=== Entries shown ===
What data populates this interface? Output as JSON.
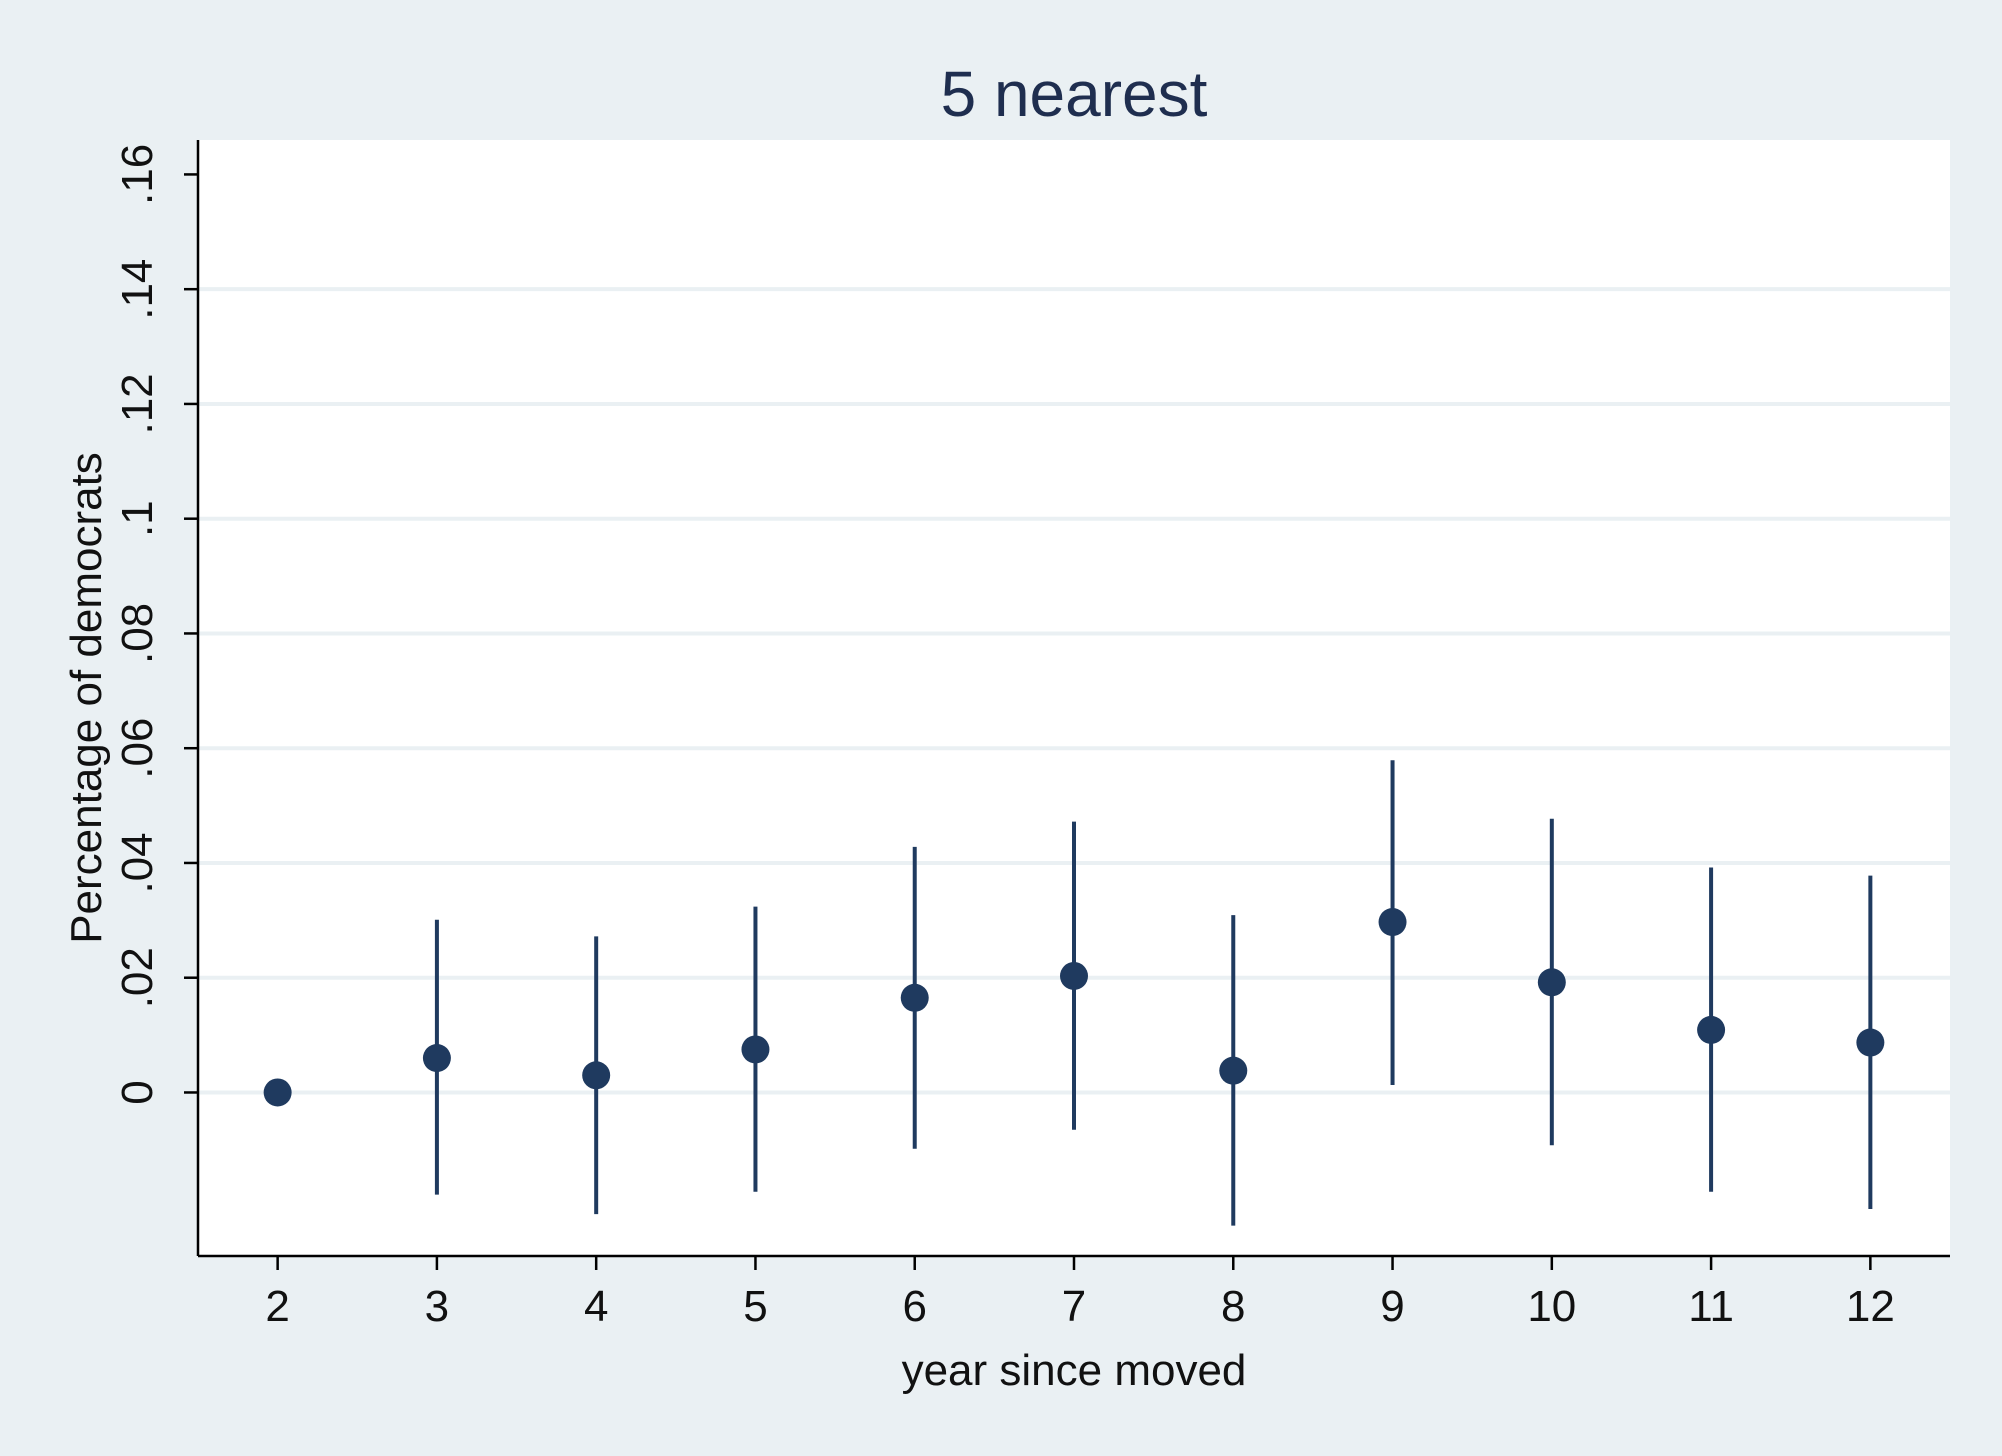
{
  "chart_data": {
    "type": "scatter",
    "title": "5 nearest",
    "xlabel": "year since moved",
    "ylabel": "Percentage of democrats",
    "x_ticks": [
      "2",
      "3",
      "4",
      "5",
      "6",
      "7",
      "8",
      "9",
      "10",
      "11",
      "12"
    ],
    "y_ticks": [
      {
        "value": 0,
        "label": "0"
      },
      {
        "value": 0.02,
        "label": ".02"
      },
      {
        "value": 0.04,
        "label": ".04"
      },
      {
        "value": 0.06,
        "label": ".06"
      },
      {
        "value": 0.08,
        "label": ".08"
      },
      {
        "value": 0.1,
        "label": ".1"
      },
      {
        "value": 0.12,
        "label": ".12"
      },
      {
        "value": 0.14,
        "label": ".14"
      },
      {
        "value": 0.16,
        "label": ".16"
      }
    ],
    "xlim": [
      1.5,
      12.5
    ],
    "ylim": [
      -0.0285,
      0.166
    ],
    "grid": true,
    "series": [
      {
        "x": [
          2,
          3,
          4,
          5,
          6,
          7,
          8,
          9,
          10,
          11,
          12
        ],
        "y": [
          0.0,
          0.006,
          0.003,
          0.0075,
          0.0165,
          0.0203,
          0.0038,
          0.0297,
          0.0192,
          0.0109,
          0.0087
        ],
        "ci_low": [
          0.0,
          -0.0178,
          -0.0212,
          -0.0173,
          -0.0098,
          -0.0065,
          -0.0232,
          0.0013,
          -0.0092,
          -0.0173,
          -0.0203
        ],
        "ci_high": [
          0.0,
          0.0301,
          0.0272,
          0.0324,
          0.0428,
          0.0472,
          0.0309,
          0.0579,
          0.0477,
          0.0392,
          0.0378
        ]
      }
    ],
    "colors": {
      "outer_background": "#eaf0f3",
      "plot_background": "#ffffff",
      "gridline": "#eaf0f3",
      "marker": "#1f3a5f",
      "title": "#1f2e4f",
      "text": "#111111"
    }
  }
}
===
=== Entries shown ===
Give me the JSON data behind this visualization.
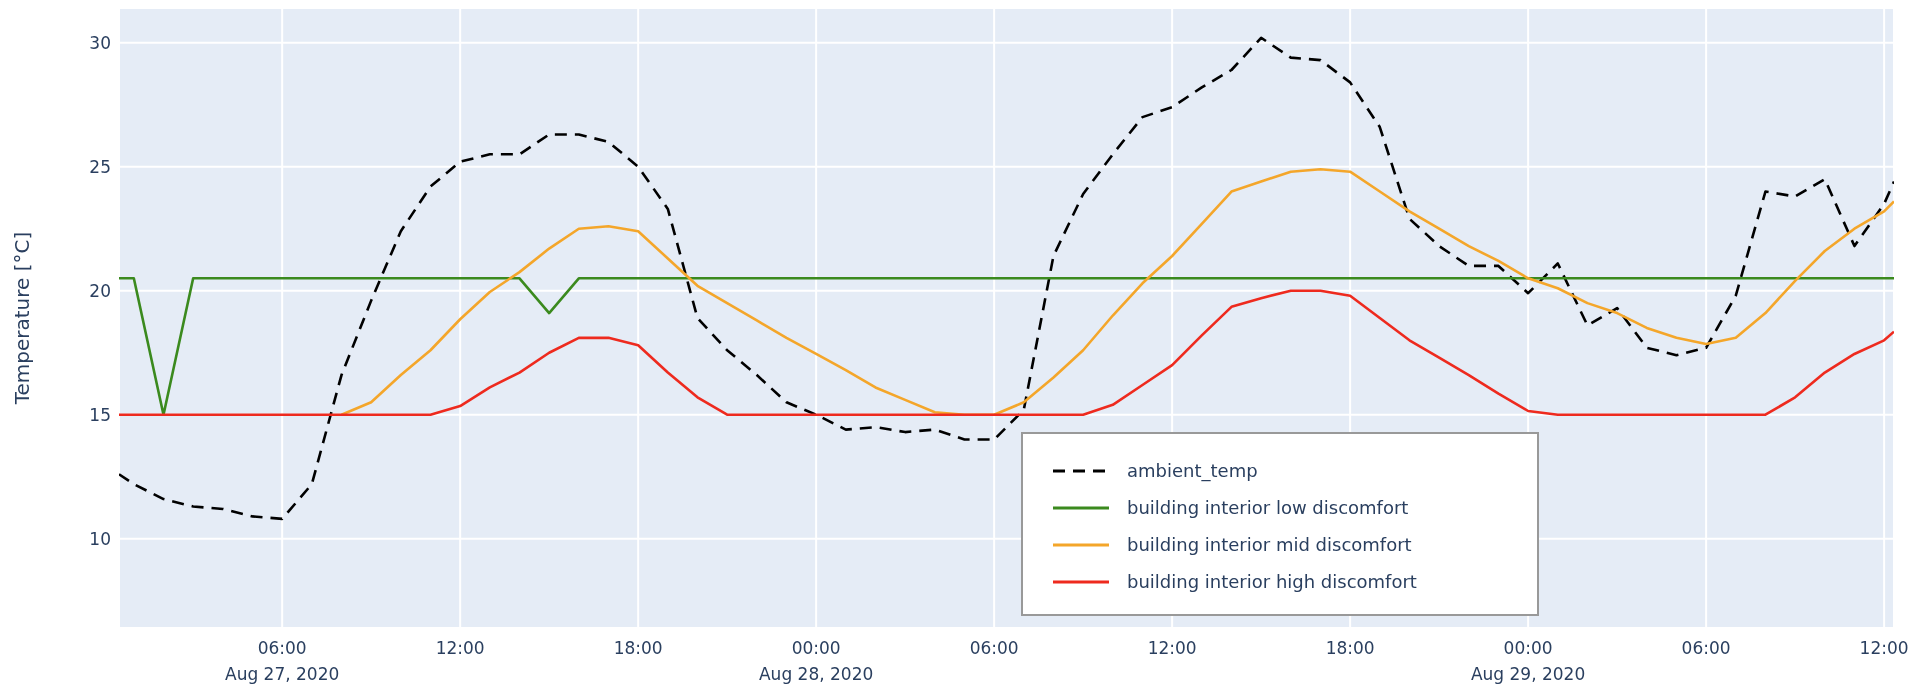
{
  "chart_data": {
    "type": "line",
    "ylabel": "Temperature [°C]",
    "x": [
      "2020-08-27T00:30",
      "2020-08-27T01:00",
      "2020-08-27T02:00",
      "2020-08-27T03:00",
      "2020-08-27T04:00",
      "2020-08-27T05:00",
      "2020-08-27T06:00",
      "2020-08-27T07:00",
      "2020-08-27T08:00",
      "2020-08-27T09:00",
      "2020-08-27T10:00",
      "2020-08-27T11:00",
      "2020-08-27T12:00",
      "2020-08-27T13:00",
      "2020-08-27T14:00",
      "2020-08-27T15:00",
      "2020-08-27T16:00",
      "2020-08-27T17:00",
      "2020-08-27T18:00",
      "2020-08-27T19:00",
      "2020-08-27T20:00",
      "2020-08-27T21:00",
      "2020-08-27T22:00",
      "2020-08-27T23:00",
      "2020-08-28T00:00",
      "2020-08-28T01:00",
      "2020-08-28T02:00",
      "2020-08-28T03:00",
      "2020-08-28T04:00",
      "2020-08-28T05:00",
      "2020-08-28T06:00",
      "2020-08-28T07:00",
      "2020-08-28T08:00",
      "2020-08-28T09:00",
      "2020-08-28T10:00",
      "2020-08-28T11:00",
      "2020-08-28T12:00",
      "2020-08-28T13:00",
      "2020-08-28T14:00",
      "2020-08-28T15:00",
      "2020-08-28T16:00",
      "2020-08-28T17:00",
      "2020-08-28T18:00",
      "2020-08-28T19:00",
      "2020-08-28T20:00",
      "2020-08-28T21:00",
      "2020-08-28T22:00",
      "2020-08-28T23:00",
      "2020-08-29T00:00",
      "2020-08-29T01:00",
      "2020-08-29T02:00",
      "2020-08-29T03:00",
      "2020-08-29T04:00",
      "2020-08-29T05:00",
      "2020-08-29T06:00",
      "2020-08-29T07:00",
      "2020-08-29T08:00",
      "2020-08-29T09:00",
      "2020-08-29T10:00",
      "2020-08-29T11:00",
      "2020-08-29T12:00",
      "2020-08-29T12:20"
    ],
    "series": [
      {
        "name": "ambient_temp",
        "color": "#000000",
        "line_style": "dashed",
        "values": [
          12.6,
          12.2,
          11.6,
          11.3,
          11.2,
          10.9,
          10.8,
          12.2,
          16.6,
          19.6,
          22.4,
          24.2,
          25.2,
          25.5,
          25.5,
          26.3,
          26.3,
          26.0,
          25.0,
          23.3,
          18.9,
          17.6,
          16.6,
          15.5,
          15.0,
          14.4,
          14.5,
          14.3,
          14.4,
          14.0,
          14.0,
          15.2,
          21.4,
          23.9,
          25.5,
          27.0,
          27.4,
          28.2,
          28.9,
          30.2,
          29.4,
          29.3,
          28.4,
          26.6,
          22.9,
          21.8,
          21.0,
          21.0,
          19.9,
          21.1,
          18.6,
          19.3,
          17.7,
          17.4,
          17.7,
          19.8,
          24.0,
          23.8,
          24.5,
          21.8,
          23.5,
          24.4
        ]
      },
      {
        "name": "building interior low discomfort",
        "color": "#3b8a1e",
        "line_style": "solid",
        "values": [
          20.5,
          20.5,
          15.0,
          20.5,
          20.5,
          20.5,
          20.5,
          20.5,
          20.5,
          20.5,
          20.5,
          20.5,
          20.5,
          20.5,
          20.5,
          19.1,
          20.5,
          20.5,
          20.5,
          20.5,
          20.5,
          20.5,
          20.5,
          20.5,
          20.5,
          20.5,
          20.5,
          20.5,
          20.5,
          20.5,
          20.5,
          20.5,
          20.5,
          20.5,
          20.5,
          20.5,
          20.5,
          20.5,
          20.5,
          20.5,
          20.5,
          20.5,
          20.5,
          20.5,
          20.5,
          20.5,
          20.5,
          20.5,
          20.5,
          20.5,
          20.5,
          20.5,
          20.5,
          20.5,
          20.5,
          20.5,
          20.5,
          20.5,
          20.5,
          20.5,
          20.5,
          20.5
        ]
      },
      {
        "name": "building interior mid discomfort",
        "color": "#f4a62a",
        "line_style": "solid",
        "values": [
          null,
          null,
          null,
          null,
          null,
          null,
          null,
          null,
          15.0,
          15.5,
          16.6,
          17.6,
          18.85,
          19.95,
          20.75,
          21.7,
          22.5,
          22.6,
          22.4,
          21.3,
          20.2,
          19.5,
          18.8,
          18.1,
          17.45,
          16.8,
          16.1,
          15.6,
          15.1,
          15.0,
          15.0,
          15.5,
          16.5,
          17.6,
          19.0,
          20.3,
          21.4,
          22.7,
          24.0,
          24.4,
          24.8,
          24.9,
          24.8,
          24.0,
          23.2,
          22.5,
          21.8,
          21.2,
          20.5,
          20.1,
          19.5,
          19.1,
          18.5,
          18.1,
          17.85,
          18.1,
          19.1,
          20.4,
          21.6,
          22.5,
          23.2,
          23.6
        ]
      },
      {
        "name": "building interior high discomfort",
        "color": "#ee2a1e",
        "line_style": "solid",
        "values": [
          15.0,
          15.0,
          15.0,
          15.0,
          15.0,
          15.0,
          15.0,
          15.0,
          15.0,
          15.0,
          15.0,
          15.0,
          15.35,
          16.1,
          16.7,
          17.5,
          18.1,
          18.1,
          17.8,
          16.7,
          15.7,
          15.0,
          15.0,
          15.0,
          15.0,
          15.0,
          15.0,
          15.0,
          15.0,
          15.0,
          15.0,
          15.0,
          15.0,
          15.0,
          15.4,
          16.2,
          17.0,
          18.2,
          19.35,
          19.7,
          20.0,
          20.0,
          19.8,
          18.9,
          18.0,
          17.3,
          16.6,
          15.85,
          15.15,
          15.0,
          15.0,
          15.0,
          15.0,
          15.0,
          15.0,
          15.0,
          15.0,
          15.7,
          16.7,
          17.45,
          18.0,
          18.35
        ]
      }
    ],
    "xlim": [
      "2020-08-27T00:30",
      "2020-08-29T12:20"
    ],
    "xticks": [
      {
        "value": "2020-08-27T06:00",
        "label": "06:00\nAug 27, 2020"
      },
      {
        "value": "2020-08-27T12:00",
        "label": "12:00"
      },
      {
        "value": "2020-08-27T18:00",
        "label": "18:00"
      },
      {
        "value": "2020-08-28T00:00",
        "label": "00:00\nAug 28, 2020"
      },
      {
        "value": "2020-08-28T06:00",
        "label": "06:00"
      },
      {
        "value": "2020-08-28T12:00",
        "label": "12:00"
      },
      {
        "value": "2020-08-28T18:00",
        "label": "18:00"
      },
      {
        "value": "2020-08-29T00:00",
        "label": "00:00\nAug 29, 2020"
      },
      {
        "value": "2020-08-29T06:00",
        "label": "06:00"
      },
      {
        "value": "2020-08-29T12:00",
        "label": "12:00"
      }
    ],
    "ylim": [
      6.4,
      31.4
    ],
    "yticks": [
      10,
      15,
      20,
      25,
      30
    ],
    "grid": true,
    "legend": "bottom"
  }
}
===
Your task is to gather all lines from the entries above that hold the word "interior".

        "name": "building interior low discomfort",
        "name": "building interior mid discomfort",
        "name": "building interior high discomfort",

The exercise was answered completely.